-------- Listed entries --------

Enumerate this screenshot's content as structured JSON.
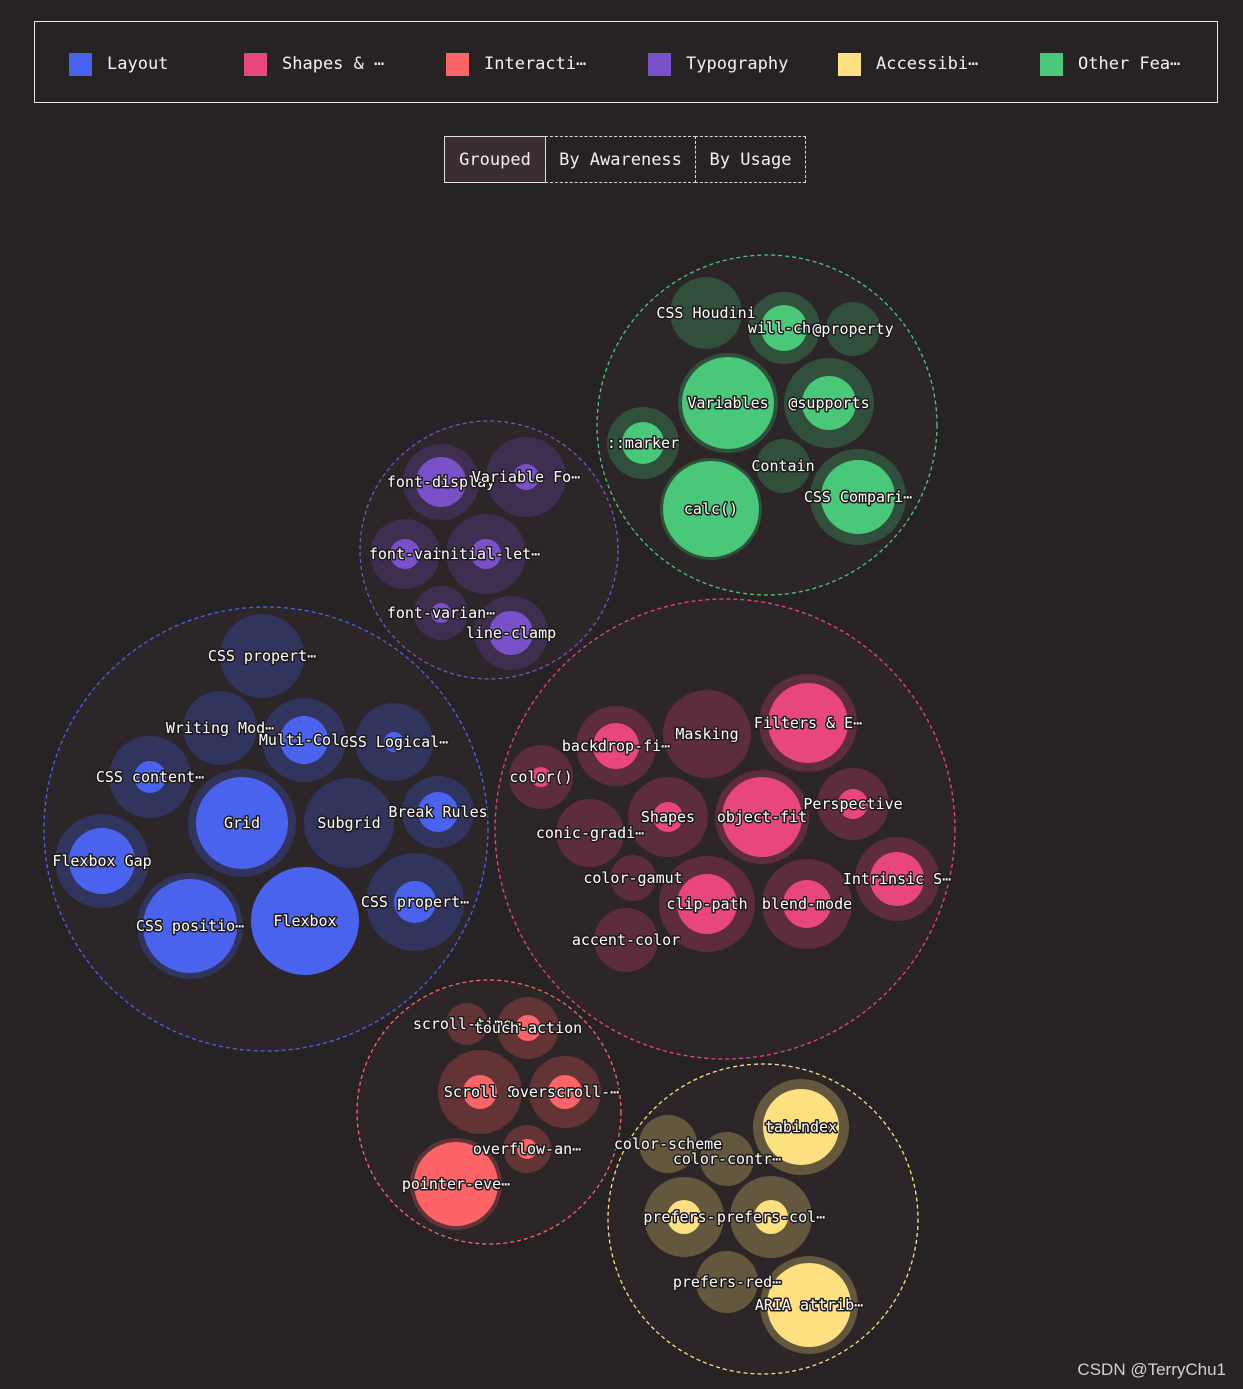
{
  "legend": {
    "items": [
      {
        "label": "Layout",
        "color": "#4a63ee"
      },
      {
        "label": "Shapes & ⋯",
        "color": "#e8467f"
      },
      {
        "label": "Interacti⋯",
        "color": "#fd6467"
      },
      {
        "label": "Typography",
        "color": "#7a50c8"
      },
      {
        "label": "Accessibi⋯",
        "color": "#fde080"
      },
      {
        "label": "Other Fea⋯",
        "color": "#48c878"
      }
    ]
  },
  "tabs": [
    {
      "label": "Grouped",
      "active": true
    },
    {
      "label": "By Awareness",
      "active": false
    },
    {
      "label": "By Usage",
      "active": false
    }
  ],
  "watermark": "CSDN @TerryChu1",
  "chart_data": {
    "type": "bubble",
    "groups": [
      {
        "name": "Layout",
        "color": "#4a63ee",
        "items": [
          {
            "label": "CSS propert⋯",
            "awareness": 42,
            "usage": 0
          },
          {
            "label": "Writing Mod⋯",
            "awareness": 37,
            "usage": 0
          },
          {
            "label": "Multi-Colu",
            "awareness": 42,
            "usage": 24
          },
          {
            "label": "CSS Logical⋯",
            "awareness": 39,
            "usage": 10
          },
          {
            "label": "CSS content⋯",
            "awareness": 41,
            "usage": 16
          },
          {
            "label": "Grid",
            "awareness": 54,
            "usage": 46
          },
          {
            "label": "Subgrid",
            "awareness": 45,
            "usage": 0
          },
          {
            "label": "Break Rules",
            "awareness": 36,
            "usage": 20
          },
          {
            "label": "Flexbox Gap",
            "awareness": 47,
            "usage": 33
          },
          {
            "label": "CSS positio⋯",
            "awareness": 53,
            "usage": 47
          },
          {
            "label": "Flexbox",
            "awareness": 54,
            "usage": 54
          },
          {
            "label": "CSS propert⋯",
            "awareness": 49,
            "usage": 21
          }
        ]
      },
      {
        "name": "Shapes & ⋯",
        "color": "#e8467f",
        "items": [
          {
            "label": "backdrop-fi⋯",
            "awareness": 40,
            "usage": 23
          },
          {
            "label": "Masking",
            "awareness": 44,
            "usage": 0
          },
          {
            "label": "Filters & E⋯",
            "awareness": 49,
            "usage": 40
          },
          {
            "label": "color()",
            "awareness": 32,
            "usage": 10
          },
          {
            "label": "conic-gradi⋯",
            "awareness": 34,
            "usage": 0
          },
          {
            "label": "Shapes",
            "awareness": 40,
            "usage": 15
          },
          {
            "label": "object-fit",
            "awareness": 47,
            "usage": 40
          },
          {
            "label": "Perspective",
            "awareness": 36,
            "usage": 15
          },
          {
            "label": "color-gamut",
            "awareness": 23,
            "usage": 0
          },
          {
            "label": "clip-path",
            "awareness": 48,
            "usage": 30
          },
          {
            "label": "blend-mode",
            "awareness": 45,
            "usage": 24
          },
          {
            "label": "Intrinsic S⋯",
            "awareness": 42,
            "usage": 27
          },
          {
            "label": "accent-color",
            "awareness": 32,
            "usage": 0
          }
        ]
      },
      {
        "name": "Interacti⋯",
        "color": "#fd6467",
        "items": [
          {
            "label": "scroll-time⋯",
            "awareness": 21,
            "usage": 0
          },
          {
            "label": "touch-action",
            "awareness": 31,
            "usage": 13
          },
          {
            "label": "Scroll S",
            "awareness": 42,
            "usage": 17
          },
          {
            "label": "overscroll-⋯",
            "awareness": 36,
            "usage": 17
          },
          {
            "label": "overflow-an⋯",
            "awareness": 24,
            "usage": 10
          },
          {
            "label": "pointer-eve⋯",
            "awareness": 46,
            "usage": 42
          }
        ]
      },
      {
        "name": "Typography",
        "color": "#7a50c8",
        "items": [
          {
            "label": "font-display",
            "awareness": 38,
            "usage": 25
          },
          {
            "label": "Variable Fo⋯",
            "awareness": 40,
            "usage": 13
          },
          {
            "label": "font-var",
            "awareness": 35,
            "usage": 15
          },
          {
            "label": "initial-let⋯",
            "awareness": 40,
            "usage": 15
          },
          {
            "label": "font-varian⋯",
            "awareness": 27,
            "usage": 10
          },
          {
            "label": "line-clamp",
            "awareness": 37,
            "usage": 22
          }
        ]
      },
      {
        "name": "Accessibi⋯",
        "color": "#fde080",
        "items": [
          {
            "label": "tabindex",
            "awareness": 48,
            "usage": 38
          },
          {
            "label": "color-scheme",
            "awareness": 29,
            "usage": 0
          },
          {
            "label": "color-contr⋯",
            "awareness": 27,
            "usage": 0
          },
          {
            "label": "prefers-r",
            "awareness": 40,
            "usage": 17
          },
          {
            "label": "prefers-col⋯",
            "awareness": 41,
            "usage": 17
          },
          {
            "label": "prefers-red⋯",
            "awareness": 31,
            "usage": 0
          },
          {
            "label": "ARIA attrib⋯",
            "awareness": 49,
            "usage": 42
          }
        ]
      },
      {
        "name": "Other Fea⋯",
        "color": "#48c878",
        "items": [
          {
            "label": "CSS Houdini",
            "awareness": 36,
            "usage": 0
          },
          {
            "label": "will-cha",
            "awareness": 36,
            "usage": 23
          },
          {
            "label": "@property",
            "awareness": 27,
            "usage": 0
          },
          {
            "label": "Variables",
            "awareness": 50,
            "usage": 46
          },
          {
            "label": "@supports",
            "awareness": 45,
            "usage": 27
          },
          {
            "label": "::marker",
            "awareness": 36,
            "usage": 21
          },
          {
            "label": "Contain",
            "awareness": 27,
            "usage": 0
          },
          {
            "label": "calc()",
            "awareness": 51,
            "usage": 48
          },
          {
            "label": "CSS Compari⋯",
            "awareness": 48,
            "usage": 37
          }
        ]
      }
    ]
  }
}
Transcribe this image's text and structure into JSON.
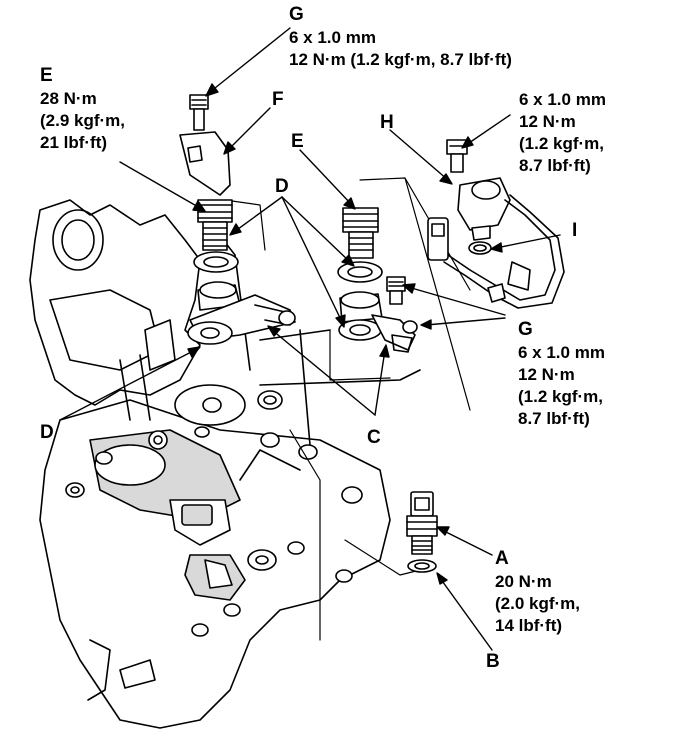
{
  "callouts": {
    "g_top": {
      "letter": "G",
      "spec": [
        "6 x 1.0 mm",
        "12 N·m (1.2 kgf·m, 8.7 lbf·ft)"
      ]
    },
    "e_left": {
      "letter": "E",
      "spec": [
        "28 N·m",
        "(2.9 kgf·m,",
        "21 lbf·ft)"
      ]
    },
    "f": {
      "letter": "F"
    },
    "e_mid": {
      "letter": "E"
    },
    "d_top": {
      "letter": "D"
    },
    "h": {
      "letter": "H"
    },
    "h_spec": {
      "spec": [
        "6 x 1.0 mm",
        "12 N·m",
        "(1.2 kgf·m,",
        "8.7 lbf·ft)"
      ]
    },
    "i": {
      "letter": "I"
    },
    "g_right": {
      "letter": "G",
      "spec": [
        "6 x 1.0 mm",
        "12 N·m",
        "(1.2 kgf·m,",
        "8.7 lbf·ft)"
      ]
    },
    "d_left": {
      "letter": "D"
    },
    "c": {
      "letter": "C"
    },
    "a": {
      "letter": "A",
      "spec": [
        "20 N·m",
        "(2.0 kgf·m,",
        "14 lbf·ft)"
      ]
    },
    "b": {
      "letter": "B"
    }
  },
  "colors": {
    "ink": "#000000",
    "paper": "#ffffff",
    "shade": "#d9d9d9"
  }
}
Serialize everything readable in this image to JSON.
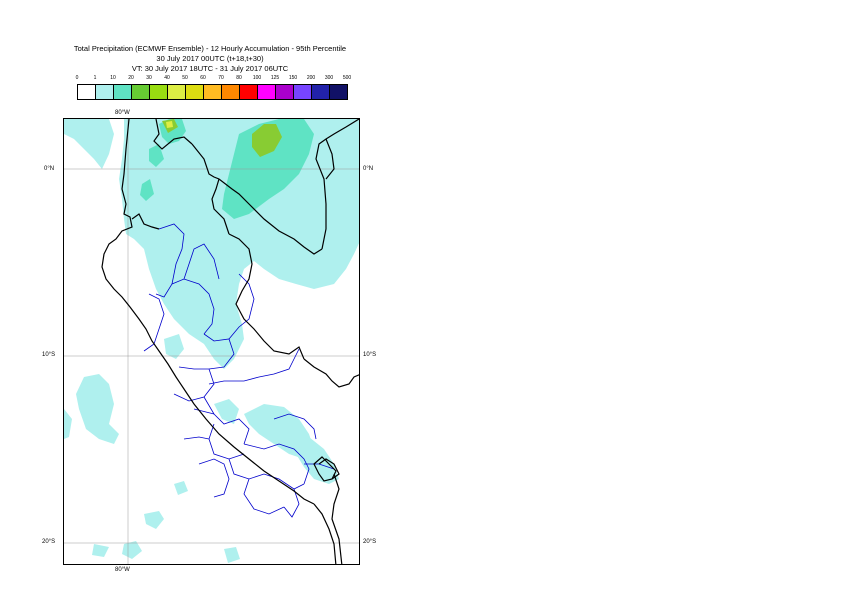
{
  "title": {
    "line1": "Total Precipitation (ECMWF Ensemble) - 12 Hourly Accumulation - 95th Percentile",
    "line2": "30 July 2017 00UTC (t+18,t+30)",
    "line3": "VT: 30 July 2017 18UTC - 31 July 2017 06UTC"
  },
  "legend": {
    "thresholds": [
      "0",
      "1",
      "10",
      "20",
      "30",
      "40",
      "50",
      "60",
      "70",
      "80",
      "100",
      "125",
      "150",
      "200",
      "300",
      "500"
    ],
    "colors": [
      "#ffffff",
      "#aff0ee",
      "#5fe3c4",
      "#66cc33",
      "#99dd11",
      "#ddee44",
      "#dddd11",
      "#ffbb22",
      "#ff8800",
      "#ff0000",
      "#ff00ff",
      "#aa00cc",
      "#7744ff",
      "#2222aa",
      "#111166"
    ]
  },
  "axes": {
    "lon_top": "80°W",
    "lon_bottom": "80°W",
    "lat_0_left": "0°N",
    "lat_0_right": "0°N",
    "lat_10_left": "10°S",
    "lat_10_right": "10°S",
    "lat_20_left": "20°S",
    "lat_20_right": "20°S"
  },
  "map": {
    "precip_low_color": "#aff0ee",
    "precip_mid_color": "#5fe3c4",
    "precip_high_color": "#88cc33",
    "precip_peak_color": "#ddee44",
    "country_border_color": "#000000",
    "region_border_color": "#0000cc",
    "grid_color": "#999999"
  }
}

--------

Task to carry out
Scan the listing above for the word "Shapes" and copy every line that holds it.

Expected answer
        "label": "Shapes & ⋯",
        "name": "Shapes & ⋯",
            "label": "Shapes",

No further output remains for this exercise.